[Collected data entries]
****************

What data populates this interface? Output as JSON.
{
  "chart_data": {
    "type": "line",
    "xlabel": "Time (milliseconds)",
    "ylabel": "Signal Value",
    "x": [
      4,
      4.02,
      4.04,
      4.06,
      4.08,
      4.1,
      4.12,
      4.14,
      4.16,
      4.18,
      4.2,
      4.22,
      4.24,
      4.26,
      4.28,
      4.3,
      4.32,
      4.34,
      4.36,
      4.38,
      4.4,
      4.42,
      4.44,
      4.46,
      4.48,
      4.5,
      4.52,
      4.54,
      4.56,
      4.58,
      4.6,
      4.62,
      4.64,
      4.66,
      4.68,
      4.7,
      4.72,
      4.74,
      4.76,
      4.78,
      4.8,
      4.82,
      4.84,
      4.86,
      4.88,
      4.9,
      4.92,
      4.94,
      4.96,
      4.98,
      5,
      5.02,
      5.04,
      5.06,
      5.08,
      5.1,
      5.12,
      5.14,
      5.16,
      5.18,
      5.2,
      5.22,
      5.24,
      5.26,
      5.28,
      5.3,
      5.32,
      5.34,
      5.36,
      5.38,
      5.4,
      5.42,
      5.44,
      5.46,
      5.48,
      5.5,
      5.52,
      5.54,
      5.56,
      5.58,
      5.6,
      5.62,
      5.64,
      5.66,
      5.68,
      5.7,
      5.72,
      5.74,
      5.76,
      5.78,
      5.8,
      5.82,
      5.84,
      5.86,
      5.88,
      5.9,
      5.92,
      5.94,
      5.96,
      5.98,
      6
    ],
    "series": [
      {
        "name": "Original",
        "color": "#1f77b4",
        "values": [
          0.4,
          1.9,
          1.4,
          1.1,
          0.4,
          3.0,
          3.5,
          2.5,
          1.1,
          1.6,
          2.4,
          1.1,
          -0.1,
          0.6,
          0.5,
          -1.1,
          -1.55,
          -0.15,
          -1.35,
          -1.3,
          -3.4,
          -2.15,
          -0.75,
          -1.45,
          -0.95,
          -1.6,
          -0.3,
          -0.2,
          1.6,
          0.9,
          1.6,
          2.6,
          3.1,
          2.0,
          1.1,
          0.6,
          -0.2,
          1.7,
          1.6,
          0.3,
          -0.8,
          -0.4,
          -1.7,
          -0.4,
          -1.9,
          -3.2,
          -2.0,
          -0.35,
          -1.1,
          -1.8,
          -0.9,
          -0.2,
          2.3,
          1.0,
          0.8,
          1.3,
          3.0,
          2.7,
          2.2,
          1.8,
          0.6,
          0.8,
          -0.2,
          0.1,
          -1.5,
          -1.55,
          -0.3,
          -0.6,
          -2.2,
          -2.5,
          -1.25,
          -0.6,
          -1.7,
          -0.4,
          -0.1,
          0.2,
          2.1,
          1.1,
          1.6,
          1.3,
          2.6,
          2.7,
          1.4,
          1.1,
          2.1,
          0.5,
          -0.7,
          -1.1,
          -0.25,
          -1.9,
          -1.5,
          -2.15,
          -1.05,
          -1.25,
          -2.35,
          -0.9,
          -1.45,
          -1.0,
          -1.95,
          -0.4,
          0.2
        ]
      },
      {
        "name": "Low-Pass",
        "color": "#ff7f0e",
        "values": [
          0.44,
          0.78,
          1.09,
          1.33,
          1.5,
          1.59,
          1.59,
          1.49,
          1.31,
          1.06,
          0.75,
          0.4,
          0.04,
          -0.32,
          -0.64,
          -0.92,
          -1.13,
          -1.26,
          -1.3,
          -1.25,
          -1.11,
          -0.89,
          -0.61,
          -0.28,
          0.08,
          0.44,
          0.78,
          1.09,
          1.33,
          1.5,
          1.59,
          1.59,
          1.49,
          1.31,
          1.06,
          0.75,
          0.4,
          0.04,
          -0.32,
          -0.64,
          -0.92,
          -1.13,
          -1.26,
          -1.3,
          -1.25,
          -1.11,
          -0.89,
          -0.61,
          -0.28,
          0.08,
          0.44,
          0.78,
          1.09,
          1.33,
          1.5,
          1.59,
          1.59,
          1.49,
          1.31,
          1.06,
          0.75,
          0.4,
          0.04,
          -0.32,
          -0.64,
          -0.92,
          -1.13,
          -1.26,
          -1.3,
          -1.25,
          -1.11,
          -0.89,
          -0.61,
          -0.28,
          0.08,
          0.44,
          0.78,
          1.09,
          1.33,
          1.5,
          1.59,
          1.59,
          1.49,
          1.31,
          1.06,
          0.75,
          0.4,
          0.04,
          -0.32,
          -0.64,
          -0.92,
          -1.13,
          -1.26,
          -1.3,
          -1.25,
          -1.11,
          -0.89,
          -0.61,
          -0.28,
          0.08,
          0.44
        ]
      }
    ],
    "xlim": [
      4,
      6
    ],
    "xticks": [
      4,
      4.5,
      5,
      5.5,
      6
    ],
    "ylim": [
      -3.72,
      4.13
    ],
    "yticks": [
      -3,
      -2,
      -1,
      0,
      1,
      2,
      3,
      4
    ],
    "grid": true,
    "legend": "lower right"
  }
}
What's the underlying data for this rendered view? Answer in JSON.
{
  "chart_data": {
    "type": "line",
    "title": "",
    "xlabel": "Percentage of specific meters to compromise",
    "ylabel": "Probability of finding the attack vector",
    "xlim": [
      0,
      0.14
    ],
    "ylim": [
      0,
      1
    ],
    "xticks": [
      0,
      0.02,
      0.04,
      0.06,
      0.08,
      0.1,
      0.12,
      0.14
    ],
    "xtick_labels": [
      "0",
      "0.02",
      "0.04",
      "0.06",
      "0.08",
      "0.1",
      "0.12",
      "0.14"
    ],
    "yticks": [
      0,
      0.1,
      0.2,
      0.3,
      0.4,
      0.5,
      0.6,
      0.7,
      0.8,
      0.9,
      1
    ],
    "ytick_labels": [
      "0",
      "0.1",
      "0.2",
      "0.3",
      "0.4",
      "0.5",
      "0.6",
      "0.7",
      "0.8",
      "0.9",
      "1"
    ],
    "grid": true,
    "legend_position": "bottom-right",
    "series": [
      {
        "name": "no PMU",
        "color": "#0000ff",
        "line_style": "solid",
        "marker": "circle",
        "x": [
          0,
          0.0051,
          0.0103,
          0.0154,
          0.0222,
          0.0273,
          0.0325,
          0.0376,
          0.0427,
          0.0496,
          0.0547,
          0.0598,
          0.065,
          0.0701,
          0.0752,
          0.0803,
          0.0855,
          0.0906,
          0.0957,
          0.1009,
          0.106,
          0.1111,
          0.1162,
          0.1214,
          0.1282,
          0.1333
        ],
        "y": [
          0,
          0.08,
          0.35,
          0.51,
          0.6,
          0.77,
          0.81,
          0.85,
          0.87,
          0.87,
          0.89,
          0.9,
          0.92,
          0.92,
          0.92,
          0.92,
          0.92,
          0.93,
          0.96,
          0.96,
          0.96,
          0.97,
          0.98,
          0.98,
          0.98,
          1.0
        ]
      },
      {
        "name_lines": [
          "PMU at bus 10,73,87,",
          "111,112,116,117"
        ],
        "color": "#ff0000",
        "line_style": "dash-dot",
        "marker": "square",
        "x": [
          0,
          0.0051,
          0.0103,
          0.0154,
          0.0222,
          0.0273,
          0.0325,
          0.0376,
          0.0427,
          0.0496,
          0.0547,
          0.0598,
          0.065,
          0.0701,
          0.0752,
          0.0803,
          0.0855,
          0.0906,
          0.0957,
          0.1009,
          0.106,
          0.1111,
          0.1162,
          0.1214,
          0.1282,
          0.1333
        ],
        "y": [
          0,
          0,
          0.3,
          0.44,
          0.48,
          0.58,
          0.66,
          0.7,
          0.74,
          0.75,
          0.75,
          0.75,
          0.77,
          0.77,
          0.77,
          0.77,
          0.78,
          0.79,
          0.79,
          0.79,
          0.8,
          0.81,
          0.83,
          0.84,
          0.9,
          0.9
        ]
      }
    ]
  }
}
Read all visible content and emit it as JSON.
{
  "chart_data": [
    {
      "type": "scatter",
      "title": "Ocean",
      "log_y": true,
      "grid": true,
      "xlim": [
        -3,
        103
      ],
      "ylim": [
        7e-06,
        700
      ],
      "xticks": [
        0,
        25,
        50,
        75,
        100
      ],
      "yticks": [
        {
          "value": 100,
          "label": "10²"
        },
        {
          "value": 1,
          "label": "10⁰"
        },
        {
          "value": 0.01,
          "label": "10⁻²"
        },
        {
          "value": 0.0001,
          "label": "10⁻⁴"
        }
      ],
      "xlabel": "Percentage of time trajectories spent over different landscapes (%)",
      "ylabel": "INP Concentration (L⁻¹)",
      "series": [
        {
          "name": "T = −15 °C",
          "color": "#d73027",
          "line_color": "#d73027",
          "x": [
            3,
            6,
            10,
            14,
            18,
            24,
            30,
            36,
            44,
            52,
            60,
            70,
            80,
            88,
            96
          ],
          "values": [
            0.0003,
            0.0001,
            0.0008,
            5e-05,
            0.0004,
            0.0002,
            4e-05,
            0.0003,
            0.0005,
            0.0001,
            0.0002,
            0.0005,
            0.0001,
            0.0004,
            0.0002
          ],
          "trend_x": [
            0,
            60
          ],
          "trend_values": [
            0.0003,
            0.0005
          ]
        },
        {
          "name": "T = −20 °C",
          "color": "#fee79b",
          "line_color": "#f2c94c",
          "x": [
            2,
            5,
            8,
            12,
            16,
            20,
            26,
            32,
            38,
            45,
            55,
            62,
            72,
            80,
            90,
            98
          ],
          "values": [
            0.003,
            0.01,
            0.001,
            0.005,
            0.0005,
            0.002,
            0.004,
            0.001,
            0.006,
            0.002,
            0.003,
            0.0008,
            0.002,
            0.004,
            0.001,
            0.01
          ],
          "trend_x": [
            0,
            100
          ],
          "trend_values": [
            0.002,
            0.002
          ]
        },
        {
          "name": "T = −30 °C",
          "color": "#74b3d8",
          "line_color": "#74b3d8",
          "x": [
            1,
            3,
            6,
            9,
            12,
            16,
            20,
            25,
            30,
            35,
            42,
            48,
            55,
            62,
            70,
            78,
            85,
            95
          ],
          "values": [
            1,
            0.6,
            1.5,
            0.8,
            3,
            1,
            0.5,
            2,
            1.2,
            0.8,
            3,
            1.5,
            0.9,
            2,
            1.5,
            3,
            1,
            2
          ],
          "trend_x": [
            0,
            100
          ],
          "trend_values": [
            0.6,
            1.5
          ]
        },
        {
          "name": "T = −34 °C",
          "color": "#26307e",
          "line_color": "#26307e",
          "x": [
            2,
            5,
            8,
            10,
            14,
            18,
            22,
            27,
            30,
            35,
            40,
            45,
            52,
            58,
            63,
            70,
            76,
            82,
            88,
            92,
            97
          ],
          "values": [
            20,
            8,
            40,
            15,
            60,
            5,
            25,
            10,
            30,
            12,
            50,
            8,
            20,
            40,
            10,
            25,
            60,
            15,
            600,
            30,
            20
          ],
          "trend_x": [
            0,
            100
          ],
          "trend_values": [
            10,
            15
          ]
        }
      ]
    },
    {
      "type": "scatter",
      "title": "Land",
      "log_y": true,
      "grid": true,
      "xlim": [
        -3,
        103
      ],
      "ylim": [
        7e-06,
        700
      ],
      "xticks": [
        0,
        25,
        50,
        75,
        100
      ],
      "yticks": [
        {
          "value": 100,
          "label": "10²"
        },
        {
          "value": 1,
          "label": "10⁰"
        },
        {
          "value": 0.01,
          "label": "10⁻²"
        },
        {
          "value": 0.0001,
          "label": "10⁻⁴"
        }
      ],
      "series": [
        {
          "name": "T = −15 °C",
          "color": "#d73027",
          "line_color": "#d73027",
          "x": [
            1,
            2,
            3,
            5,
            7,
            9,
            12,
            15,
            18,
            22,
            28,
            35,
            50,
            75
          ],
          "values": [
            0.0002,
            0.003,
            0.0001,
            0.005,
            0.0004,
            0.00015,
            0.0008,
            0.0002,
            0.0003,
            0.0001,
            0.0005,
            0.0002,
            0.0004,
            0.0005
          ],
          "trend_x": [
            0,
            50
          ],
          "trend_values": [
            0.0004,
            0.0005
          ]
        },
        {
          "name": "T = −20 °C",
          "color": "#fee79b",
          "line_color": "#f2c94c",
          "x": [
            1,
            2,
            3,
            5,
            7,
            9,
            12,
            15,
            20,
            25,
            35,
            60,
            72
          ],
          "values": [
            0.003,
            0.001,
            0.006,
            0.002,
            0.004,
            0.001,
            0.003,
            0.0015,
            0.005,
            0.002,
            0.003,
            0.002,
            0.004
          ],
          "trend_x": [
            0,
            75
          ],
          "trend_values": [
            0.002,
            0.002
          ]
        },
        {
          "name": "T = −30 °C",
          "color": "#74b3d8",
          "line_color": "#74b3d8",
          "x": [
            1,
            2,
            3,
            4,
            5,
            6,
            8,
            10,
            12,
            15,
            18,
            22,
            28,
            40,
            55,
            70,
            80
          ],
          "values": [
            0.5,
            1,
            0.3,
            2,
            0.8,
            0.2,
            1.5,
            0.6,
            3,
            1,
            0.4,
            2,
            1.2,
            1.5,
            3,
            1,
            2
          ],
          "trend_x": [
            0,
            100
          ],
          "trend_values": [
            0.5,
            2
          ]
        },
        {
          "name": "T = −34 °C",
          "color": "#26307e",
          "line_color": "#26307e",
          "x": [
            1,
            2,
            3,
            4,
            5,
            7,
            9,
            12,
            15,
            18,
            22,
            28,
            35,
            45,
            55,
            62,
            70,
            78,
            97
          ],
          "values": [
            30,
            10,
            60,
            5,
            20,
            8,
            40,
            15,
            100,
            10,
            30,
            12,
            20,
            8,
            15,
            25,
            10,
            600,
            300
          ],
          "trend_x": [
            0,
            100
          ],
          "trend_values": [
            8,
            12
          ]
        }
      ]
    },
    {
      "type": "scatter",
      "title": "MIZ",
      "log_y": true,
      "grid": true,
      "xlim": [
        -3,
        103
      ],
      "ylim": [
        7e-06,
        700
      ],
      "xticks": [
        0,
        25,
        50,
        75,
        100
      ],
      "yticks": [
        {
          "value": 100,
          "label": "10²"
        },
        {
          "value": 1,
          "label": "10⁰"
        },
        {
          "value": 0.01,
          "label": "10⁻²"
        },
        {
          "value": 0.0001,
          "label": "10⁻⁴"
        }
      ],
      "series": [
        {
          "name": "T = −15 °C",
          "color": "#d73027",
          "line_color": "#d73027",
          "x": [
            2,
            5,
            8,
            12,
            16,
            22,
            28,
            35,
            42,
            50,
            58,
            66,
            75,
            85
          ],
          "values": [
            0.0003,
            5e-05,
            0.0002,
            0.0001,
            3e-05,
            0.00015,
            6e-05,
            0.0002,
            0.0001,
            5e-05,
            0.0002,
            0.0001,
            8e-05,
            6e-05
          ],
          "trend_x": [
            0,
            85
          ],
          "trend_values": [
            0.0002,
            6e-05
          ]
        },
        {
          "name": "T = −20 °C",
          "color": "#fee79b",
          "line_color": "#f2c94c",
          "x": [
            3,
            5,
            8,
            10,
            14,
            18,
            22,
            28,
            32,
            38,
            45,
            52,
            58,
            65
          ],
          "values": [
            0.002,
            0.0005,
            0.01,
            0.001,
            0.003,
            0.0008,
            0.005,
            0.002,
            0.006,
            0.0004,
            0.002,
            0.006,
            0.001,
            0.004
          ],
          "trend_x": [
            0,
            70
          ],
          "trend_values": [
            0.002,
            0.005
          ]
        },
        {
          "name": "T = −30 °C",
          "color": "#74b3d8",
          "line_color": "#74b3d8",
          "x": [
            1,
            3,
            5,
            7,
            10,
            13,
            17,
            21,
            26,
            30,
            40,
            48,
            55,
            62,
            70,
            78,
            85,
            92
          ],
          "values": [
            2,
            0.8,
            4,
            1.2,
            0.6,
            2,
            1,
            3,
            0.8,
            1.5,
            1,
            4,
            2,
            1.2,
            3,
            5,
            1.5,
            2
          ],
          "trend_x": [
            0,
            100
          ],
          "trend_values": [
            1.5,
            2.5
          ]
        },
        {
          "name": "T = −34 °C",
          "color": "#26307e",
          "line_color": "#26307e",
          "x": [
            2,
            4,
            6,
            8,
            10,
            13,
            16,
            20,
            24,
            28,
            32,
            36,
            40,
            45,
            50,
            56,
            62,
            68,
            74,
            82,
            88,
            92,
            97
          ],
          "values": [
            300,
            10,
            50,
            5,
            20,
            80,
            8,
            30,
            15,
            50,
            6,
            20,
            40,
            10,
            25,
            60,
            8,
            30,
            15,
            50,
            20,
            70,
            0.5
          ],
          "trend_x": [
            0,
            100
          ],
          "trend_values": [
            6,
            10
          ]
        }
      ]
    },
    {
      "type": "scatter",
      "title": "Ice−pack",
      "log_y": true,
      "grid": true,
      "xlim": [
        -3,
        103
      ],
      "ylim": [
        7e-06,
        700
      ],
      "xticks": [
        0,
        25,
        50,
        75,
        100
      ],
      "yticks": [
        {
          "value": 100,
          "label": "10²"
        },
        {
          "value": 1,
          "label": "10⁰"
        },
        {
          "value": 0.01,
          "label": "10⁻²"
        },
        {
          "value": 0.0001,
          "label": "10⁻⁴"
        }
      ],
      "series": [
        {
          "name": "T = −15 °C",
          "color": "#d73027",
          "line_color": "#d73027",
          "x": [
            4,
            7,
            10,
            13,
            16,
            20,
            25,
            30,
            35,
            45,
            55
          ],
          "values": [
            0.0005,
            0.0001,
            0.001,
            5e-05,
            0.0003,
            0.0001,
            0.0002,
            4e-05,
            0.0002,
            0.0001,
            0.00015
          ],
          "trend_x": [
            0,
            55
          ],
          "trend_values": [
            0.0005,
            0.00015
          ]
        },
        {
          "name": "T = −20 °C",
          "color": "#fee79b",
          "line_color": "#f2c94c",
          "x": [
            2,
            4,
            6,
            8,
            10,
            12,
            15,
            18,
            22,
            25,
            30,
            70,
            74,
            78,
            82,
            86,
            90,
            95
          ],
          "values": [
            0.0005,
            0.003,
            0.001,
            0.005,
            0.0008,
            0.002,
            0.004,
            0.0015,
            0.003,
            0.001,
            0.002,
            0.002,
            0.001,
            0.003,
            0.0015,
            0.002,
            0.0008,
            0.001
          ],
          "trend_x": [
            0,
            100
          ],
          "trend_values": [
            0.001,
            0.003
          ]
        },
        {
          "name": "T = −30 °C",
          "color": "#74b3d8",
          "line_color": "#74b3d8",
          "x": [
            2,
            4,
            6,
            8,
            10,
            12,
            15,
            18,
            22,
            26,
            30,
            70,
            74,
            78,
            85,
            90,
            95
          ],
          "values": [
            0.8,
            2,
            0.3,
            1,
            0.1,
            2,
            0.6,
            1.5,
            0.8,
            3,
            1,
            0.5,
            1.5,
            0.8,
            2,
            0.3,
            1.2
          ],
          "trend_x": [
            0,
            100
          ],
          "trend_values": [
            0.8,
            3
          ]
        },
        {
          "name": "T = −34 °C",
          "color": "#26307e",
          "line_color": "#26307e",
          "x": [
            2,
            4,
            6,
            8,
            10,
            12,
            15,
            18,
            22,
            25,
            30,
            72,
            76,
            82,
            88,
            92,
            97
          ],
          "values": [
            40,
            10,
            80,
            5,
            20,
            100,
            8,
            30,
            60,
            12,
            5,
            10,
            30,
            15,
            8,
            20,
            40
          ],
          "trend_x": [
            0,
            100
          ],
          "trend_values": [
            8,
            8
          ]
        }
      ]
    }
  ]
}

****************

Of the lines above, copy each that contains "Percentage".

    "xlabel": "Percentage of specific meters to compromise",
      "xlabel": "Percentage of time trajectories spent over different landscapes (%)",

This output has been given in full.